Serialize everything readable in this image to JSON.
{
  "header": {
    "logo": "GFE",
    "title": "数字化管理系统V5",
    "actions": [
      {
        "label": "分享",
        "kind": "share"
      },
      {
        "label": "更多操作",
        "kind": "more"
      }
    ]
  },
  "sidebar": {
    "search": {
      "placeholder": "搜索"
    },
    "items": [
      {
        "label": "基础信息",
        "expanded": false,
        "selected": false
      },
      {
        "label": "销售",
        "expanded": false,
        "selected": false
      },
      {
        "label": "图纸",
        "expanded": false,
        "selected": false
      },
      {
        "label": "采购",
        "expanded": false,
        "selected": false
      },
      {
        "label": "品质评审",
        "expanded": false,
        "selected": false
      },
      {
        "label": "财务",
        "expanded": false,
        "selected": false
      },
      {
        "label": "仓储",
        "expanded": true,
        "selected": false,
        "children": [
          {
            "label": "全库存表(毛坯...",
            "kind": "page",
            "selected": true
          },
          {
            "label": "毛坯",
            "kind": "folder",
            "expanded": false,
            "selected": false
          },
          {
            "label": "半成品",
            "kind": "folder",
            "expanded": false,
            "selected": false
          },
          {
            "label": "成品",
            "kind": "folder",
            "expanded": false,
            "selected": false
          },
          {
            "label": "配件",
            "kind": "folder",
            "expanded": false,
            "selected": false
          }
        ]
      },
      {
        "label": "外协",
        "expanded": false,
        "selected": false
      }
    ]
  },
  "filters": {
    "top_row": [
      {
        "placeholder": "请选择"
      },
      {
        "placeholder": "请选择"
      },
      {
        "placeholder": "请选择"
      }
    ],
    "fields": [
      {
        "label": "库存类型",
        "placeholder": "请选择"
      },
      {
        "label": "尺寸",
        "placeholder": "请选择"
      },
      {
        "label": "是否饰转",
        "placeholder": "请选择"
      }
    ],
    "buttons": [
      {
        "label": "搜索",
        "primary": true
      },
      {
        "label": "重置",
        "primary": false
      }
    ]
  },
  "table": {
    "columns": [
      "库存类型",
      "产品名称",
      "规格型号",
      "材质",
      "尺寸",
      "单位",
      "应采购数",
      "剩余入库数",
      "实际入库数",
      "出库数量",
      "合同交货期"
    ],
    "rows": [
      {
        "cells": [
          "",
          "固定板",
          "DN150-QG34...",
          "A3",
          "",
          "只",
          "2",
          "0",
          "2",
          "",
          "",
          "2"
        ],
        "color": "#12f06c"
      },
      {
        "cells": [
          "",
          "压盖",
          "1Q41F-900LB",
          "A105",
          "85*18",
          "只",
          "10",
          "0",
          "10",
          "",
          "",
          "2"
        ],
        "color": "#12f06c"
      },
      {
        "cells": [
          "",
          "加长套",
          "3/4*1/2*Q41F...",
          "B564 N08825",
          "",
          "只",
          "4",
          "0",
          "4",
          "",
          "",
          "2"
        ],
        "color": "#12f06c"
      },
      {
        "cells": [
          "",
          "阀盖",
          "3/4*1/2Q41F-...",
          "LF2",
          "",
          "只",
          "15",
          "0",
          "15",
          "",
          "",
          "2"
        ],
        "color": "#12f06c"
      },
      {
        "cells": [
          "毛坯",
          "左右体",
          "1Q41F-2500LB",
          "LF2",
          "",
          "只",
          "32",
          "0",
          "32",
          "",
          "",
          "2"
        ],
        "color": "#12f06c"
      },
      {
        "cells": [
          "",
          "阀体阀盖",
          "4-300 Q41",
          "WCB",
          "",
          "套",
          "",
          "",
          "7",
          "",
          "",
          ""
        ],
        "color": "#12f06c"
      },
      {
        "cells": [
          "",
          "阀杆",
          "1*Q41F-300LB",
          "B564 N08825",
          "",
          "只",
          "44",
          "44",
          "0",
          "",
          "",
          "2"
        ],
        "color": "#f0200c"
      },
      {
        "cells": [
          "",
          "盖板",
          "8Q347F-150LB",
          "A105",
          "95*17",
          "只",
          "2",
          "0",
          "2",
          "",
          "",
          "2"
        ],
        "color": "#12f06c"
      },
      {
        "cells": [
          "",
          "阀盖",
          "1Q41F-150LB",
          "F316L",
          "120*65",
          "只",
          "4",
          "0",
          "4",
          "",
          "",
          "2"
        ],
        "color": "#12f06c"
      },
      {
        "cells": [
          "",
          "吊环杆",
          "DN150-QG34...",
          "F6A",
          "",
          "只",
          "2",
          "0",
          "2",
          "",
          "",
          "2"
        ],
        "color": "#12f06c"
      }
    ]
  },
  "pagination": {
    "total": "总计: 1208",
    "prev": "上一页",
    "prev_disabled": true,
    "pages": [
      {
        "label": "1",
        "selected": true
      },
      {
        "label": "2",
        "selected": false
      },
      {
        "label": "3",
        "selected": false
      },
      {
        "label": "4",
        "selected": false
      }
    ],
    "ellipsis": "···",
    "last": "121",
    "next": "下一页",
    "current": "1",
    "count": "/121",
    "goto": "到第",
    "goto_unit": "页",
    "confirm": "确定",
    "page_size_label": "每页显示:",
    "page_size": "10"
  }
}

==

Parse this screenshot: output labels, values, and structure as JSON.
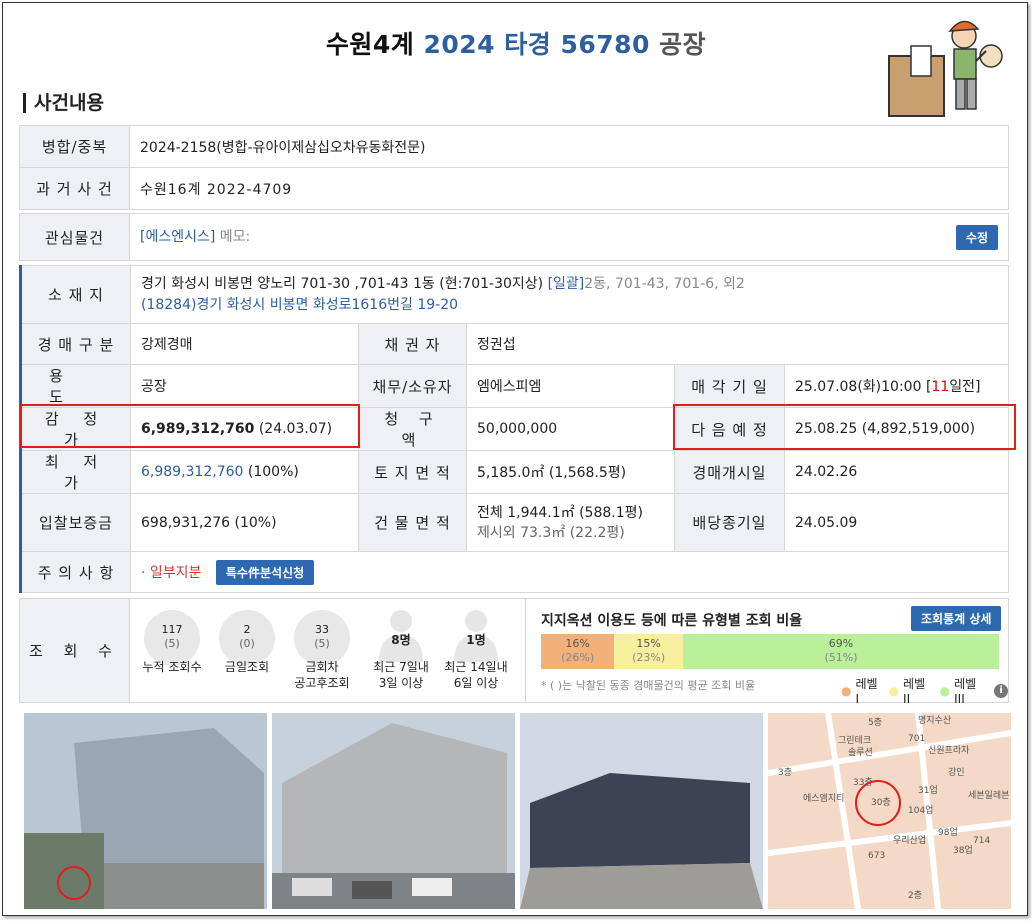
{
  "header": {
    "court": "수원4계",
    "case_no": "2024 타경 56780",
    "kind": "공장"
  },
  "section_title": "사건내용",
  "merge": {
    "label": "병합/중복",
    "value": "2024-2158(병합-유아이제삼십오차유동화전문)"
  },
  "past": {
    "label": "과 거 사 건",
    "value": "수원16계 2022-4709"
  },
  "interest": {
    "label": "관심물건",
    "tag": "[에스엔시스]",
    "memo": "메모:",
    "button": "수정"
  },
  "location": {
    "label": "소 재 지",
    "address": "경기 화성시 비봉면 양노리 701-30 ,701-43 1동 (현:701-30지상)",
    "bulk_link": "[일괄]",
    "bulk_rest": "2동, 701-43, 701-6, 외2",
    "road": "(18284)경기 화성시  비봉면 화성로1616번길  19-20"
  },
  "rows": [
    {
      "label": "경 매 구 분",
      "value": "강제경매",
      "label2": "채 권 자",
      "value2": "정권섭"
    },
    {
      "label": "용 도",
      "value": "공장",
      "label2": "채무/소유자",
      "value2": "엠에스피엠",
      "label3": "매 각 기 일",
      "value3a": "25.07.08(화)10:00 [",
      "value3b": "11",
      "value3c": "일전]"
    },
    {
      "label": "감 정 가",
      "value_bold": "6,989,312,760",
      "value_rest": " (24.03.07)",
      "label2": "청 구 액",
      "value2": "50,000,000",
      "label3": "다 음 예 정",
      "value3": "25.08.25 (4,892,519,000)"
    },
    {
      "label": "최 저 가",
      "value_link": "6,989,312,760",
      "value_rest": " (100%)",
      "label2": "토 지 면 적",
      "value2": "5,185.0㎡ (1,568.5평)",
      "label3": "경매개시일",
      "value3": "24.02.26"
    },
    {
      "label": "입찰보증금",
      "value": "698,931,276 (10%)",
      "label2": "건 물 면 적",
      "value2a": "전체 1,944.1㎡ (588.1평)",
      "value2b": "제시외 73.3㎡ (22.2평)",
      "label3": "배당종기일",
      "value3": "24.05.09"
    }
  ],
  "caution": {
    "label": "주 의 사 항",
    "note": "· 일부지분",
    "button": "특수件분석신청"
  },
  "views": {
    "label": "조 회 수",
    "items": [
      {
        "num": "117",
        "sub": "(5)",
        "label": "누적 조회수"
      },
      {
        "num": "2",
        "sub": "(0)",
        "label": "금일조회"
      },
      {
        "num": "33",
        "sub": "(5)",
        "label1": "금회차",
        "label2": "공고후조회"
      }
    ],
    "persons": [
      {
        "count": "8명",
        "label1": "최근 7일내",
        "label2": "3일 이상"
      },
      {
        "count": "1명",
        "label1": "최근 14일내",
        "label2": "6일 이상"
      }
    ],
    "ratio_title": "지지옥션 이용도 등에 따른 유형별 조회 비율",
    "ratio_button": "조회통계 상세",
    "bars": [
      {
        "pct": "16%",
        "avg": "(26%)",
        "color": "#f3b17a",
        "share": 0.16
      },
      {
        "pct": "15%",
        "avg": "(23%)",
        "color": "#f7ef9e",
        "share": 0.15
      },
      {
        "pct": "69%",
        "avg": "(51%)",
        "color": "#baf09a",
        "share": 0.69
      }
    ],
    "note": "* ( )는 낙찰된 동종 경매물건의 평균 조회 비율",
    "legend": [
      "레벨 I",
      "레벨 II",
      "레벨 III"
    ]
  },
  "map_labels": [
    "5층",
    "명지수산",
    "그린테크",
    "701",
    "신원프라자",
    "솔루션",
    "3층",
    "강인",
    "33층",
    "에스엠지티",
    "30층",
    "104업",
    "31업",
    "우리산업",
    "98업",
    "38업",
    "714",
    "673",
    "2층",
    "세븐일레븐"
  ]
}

**Task description:**
From the material above, count the lines that include "this" and give only the total.

**Solution:**
2